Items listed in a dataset
──────────────────────────────
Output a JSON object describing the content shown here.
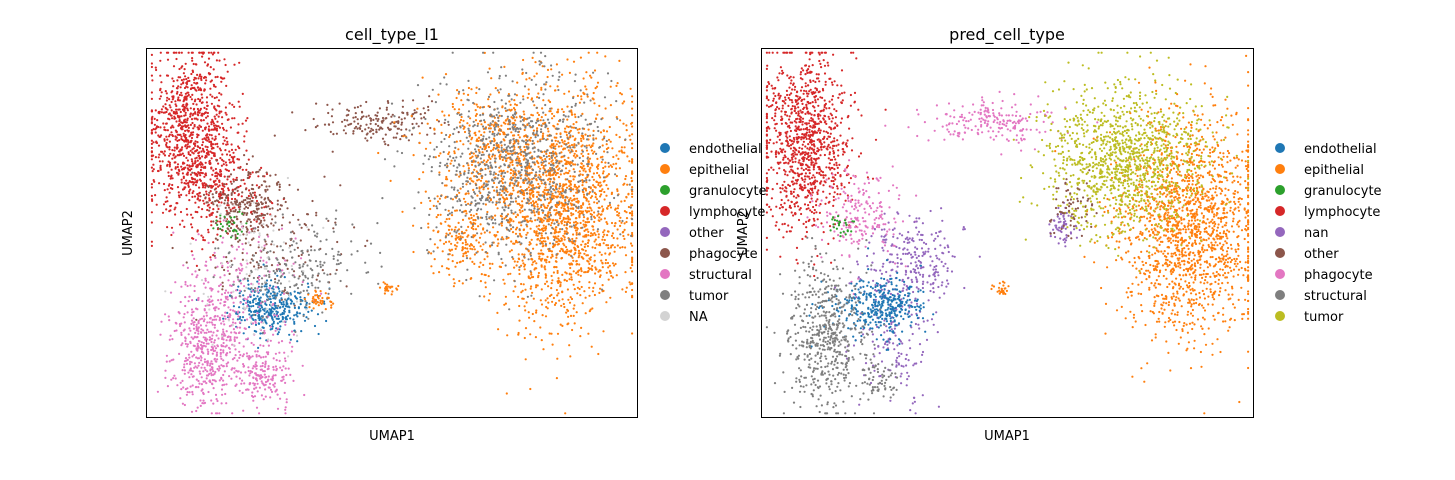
{
  "chart_data": [
    {
      "type": "scatter",
      "title": "cell_type_l1",
      "xlabel": "UMAP1",
      "ylabel": "UMAP2",
      "xlim": [
        0,
        100
      ],
      "ylim": [
        0,
        100
      ],
      "grid": false,
      "legend_position": "right-outside",
      "legend": [
        {
          "label": "endothelial",
          "color": "#1f77b4"
        },
        {
          "label": "epithelial",
          "color": "#ff7f0e"
        },
        {
          "label": "granulocyte",
          "color": "#2ca02c"
        },
        {
          "label": "lymphocyte",
          "color": "#d62728"
        },
        {
          "label": "other",
          "color": "#9467bd"
        },
        {
          "label": "phagocyte",
          "color": "#8c564b"
        },
        {
          "label": "structural",
          "color": "#e377c2"
        },
        {
          "label": "tumor",
          "color": "#7f7f7f"
        },
        {
          "label": "NA",
          "color": "#d3d3d3"
        }
      ],
      "clusters": [
        {
          "cat": "lymphocyte",
          "cx": 9,
          "cy": 78,
          "sx": 4.5,
          "sy": 11,
          "n": 900
        },
        {
          "cat": "lymphocyte",
          "cx": 15,
          "cy": 62,
          "sx": 5,
          "sy": 6,
          "n": 250
        },
        {
          "cat": "phagocyte",
          "cx": 20,
          "cy": 58,
          "sx": 4,
          "sy": 5,
          "n": 220
        },
        {
          "cat": "phagocyte",
          "cx": 48,
          "cy": 80,
          "sx": 7,
          "sy": 3,
          "n": 180
        },
        {
          "cat": "phagocyte",
          "cx": 25,
          "cy": 48,
          "sx": 8,
          "sy": 8,
          "n": 150
        },
        {
          "cat": "granulocyte",
          "cx": 17,
          "cy": 52,
          "sx": 1.5,
          "sy": 2,
          "n": 30
        },
        {
          "cat": "endothelial",
          "cx": 25,
          "cy": 30,
          "sx": 4,
          "sy": 3.5,
          "n": 350
        },
        {
          "cat": "structural",
          "cx": 12,
          "cy": 18,
          "sx": 3.5,
          "sy": 8,
          "n": 450
        },
        {
          "cat": "structural",
          "cx": 24,
          "cy": 12,
          "sx": 3,
          "sy": 5,
          "n": 200
        },
        {
          "cat": "structural",
          "cx": 18,
          "cy": 35,
          "sx": 6,
          "sy": 8,
          "n": 200
        },
        {
          "cat": "tumor",
          "cx": 30,
          "cy": 40,
          "sx": 8,
          "sy": 6,
          "n": 200
        },
        {
          "cat": "epithelial",
          "cx": 85,
          "cy": 55,
          "sx": 8,
          "sy": 15,
          "n": 1600
        },
        {
          "cat": "epithelial",
          "cx": 74,
          "cy": 72,
          "sx": 9,
          "sy": 10,
          "n": 600
        },
        {
          "cat": "epithelial",
          "cx": 64,
          "cy": 48,
          "sx": 3.5,
          "sy": 5,
          "n": 150
        },
        {
          "cat": "epithelial",
          "cx": 49,
          "cy": 35,
          "sx": 0.8,
          "sy": 0.8,
          "n": 25
        },
        {
          "cat": "epithelial",
          "cx": 35,
          "cy": 32,
          "sx": 1.5,
          "sy": 1.5,
          "n": 40
        },
        {
          "cat": "tumor",
          "cx": 75,
          "cy": 68,
          "sx": 9,
          "sy": 12,
          "n": 900
        },
        {
          "cat": "NA",
          "cx": 22,
          "cy": 40,
          "sx": 6,
          "sy": 10,
          "n": 80
        }
      ]
    },
    {
      "type": "scatter",
      "title": "pred_cell_type",
      "xlabel": "UMAP1",
      "ylabel": "UMAP2",
      "xlim": [
        0,
        100
      ],
      "ylim": [
        0,
        100
      ],
      "grid": false,
      "legend_position": "right-outside",
      "legend": [
        {
          "label": "endothelial",
          "color": "#1f77b4"
        },
        {
          "label": "epithelial",
          "color": "#ff7f0e"
        },
        {
          "label": "granulocyte",
          "color": "#2ca02c"
        },
        {
          "label": "lymphocyte",
          "color": "#d62728"
        },
        {
          "label": "nan",
          "color": "#9467bd"
        },
        {
          "label": "other",
          "color": "#8c564b"
        },
        {
          "label": "phagocyte",
          "color": "#e377c2"
        },
        {
          "label": "structural",
          "color": "#7f7f7f"
        },
        {
          "label": "tumor",
          "color": "#bcbd22"
        }
      ],
      "clusters": [
        {
          "cat": "lymphocyte",
          "cx": 9,
          "cy": 75,
          "sx": 4.5,
          "sy": 12,
          "n": 1000
        },
        {
          "cat": "phagocyte",
          "cx": 46,
          "cy": 80,
          "sx": 7,
          "sy": 3,
          "n": 200
        },
        {
          "cat": "phagocyte",
          "cx": 20,
          "cy": 55,
          "sx": 4,
          "sy": 6,
          "n": 200
        },
        {
          "cat": "nan",
          "cx": 31,
          "cy": 42,
          "sx": 5,
          "sy": 6,
          "n": 260
        },
        {
          "cat": "nan",
          "cx": 27,
          "cy": 20,
          "sx": 4,
          "sy": 8,
          "n": 140
        },
        {
          "cat": "nan",
          "cx": 61,
          "cy": 52,
          "sx": 1.5,
          "sy": 2.5,
          "n": 60
        },
        {
          "cat": "granulocyte",
          "cx": 17,
          "cy": 52,
          "sx": 1.5,
          "sy": 2,
          "n": 25
        },
        {
          "cat": "endothelial",
          "cx": 24,
          "cy": 30,
          "sx": 4.5,
          "sy": 4,
          "n": 380
        },
        {
          "cat": "structural",
          "cx": 13,
          "cy": 22,
          "sx": 4,
          "sy": 10,
          "n": 550
        },
        {
          "cat": "structural",
          "cx": 24,
          "cy": 10,
          "sx": 2,
          "sy": 3,
          "n": 60
        },
        {
          "cat": "epithelial",
          "cx": 87,
          "cy": 52,
          "sx": 7,
          "sy": 15,
          "n": 1600
        },
        {
          "cat": "epithelial",
          "cx": 49,
          "cy": 35,
          "sx": 0.8,
          "sy": 0.8,
          "n": 25
        },
        {
          "cat": "tumor",
          "cx": 74,
          "cy": 70,
          "sx": 8,
          "sy": 10,
          "n": 1200
        },
        {
          "cat": "other",
          "cx": 63,
          "cy": 56,
          "sx": 2.5,
          "sy": 4,
          "n": 60
        }
      ]
    }
  ]
}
──────────────────────────────
» TO DO:
Strip the images and reproduce the remaining records precisely.

» EXERCISE SOLUTION:
Output a JSON object describing the content shown here.
{
  "chart_data": [
    {
      "type": "scatter",
      "title": "cell_type_l1",
      "xlabel": "UMAP1",
      "ylabel": "UMAP2",
      "xlim": [
        0,
        100
      ],
      "ylim": [
        0,
        100
      ],
      "grid": false,
      "legend_position": "right-outside",
      "legend": [
        {
          "label": "endothelial",
          "color": "#1f77b4"
        },
        {
          "label": "epithelial",
          "color": "#ff7f0e"
        },
        {
          "label": "granulocyte",
          "color": "#2ca02c"
        },
        {
          "label": "lymphocyte",
          "color": "#d62728"
        },
        {
          "label": "other",
          "color": "#9467bd"
        },
        {
          "label": "phagocyte",
          "color": "#8c564b"
        },
        {
          "label": "structural",
          "color": "#e377c2"
        },
        {
          "label": "tumor",
          "color": "#7f7f7f"
        },
        {
          "label": "NA",
          "color": "#d3d3d3"
        }
      ],
      "clusters": [
        {
          "cat": "lymphocyte",
          "cx": 9,
          "cy": 78,
          "sx": 4.5,
          "sy": 11,
          "n": 900
        },
        {
          "cat": "lymphocyte",
          "cx": 15,
          "cy": 62,
          "sx": 5,
          "sy": 6,
          "n": 250
        },
        {
          "cat": "phagocyte",
          "cx": 20,
          "cy": 58,
          "sx": 4,
          "sy": 5,
          "n": 220
        },
        {
          "cat": "phagocyte",
          "cx": 48,
          "cy": 80,
          "sx": 7,
          "sy": 3,
          "n": 180
        },
        {
          "cat": "phagocyte",
          "cx": 25,
          "cy": 48,
          "sx": 8,
          "sy": 8,
          "n": 150
        },
        {
          "cat": "granulocyte",
          "cx": 17,
          "cy": 52,
          "sx": 1.5,
          "sy": 2,
          "n": 30
        },
        {
          "cat": "endothelial",
          "cx": 25,
          "cy": 30,
          "sx": 4,
          "sy": 3.5,
          "n": 350
        },
        {
          "cat": "structural",
          "cx": 12,
          "cy": 18,
          "sx": 3.5,
          "sy": 8,
          "n": 450
        },
        {
          "cat": "structural",
          "cx": 24,
          "cy": 12,
          "sx": 3,
          "sy": 5,
          "n": 200
        },
        {
          "cat": "structural",
          "cx": 18,
          "cy": 35,
          "sx": 6,
          "sy": 8,
          "n": 200
        },
        {
          "cat": "tumor",
          "cx": 30,
          "cy": 40,
          "sx": 8,
          "sy": 6,
          "n": 200
        },
        {
          "cat": "epithelial",
          "cx": 85,
          "cy": 55,
          "sx": 8,
          "sy": 15,
          "n": 1600
        },
        {
          "cat": "epithelial",
          "cx": 74,
          "cy": 72,
          "sx": 9,
          "sy": 10,
          "n": 600
        },
        {
          "cat": "epithelial",
          "cx": 64,
          "cy": 48,
          "sx": 3.5,
          "sy": 5,
          "n": 150
        },
        {
          "cat": "epithelial",
          "cx": 49,
          "cy": 35,
          "sx": 0.8,
          "sy": 0.8,
          "n": 25
        },
        {
          "cat": "epithelial",
          "cx": 35,
          "cy": 32,
          "sx": 1.5,
          "sy": 1.5,
          "n": 40
        },
        {
          "cat": "tumor",
          "cx": 75,
          "cy": 68,
          "sx": 9,
          "sy": 12,
          "n": 900
        },
        {
          "cat": "NA",
          "cx": 22,
          "cy": 40,
          "sx": 6,
          "sy": 10,
          "n": 80
        }
      ]
    },
    {
      "type": "scatter",
      "title": "pred_cell_type",
      "xlabel": "UMAP1",
      "ylabel": "UMAP2",
      "xlim": [
        0,
        100
      ],
      "ylim": [
        0,
        100
      ],
      "grid": false,
      "legend_position": "right-outside",
      "legend": [
        {
          "label": "endothelial",
          "color": "#1f77b4"
        },
        {
          "label": "epithelial",
          "color": "#ff7f0e"
        },
        {
          "label": "granulocyte",
          "color": "#2ca02c"
        },
        {
          "label": "lymphocyte",
          "color": "#d62728"
        },
        {
          "label": "nan",
          "color": "#9467bd"
        },
        {
          "label": "other",
          "color": "#8c564b"
        },
        {
          "label": "phagocyte",
          "color": "#e377c2"
        },
        {
          "label": "structural",
          "color": "#7f7f7f"
        },
        {
          "label": "tumor",
          "color": "#bcbd22"
        }
      ],
      "clusters": [
        {
          "cat": "lymphocyte",
          "cx": 9,
          "cy": 75,
          "sx": 4.5,
          "sy": 12,
          "n": 1000
        },
        {
          "cat": "phagocyte",
          "cx": 46,
          "cy": 80,
          "sx": 7,
          "sy": 3,
          "n": 200
        },
        {
          "cat": "phagocyte",
          "cx": 20,
          "cy": 55,
          "sx": 4,
          "sy": 6,
          "n": 200
        },
        {
          "cat": "nan",
          "cx": 31,
          "cy": 42,
          "sx": 5,
          "sy": 6,
          "n": 260
        },
        {
          "cat": "nan",
          "cx": 27,
          "cy": 20,
          "sx": 4,
          "sy": 8,
          "n": 140
        },
        {
          "cat": "nan",
          "cx": 61,
          "cy": 52,
          "sx": 1.5,
          "sy": 2.5,
          "n": 60
        },
        {
          "cat": "granulocyte",
          "cx": 17,
          "cy": 52,
          "sx": 1.5,
          "sy": 2,
          "n": 25
        },
        {
          "cat": "endothelial",
          "cx": 24,
          "cy": 30,
          "sx": 4.5,
          "sy": 4,
          "n": 380
        },
        {
          "cat": "structural",
          "cx": 13,
          "cy": 22,
          "sx": 4,
          "sy": 10,
          "n": 550
        },
        {
          "cat": "structural",
          "cx": 24,
          "cy": 10,
          "sx": 2,
          "sy": 3,
          "n": 60
        },
        {
          "cat": "epithelial",
          "cx": 87,
          "cy": 52,
          "sx": 7,
          "sy": 15,
          "n": 1600
        },
        {
          "cat": "epithelial",
          "cx": 49,
          "cy": 35,
          "sx": 0.8,
          "sy": 0.8,
          "n": 25
        },
        {
          "cat": "tumor",
          "cx": 74,
          "cy": 70,
          "sx": 8,
          "sy": 10,
          "n": 1200
        },
        {
          "cat": "other",
          "cx": 63,
          "cy": 56,
          "sx": 2.5,
          "sy": 4,
          "n": 60
        }
      ]
    }
  ]
}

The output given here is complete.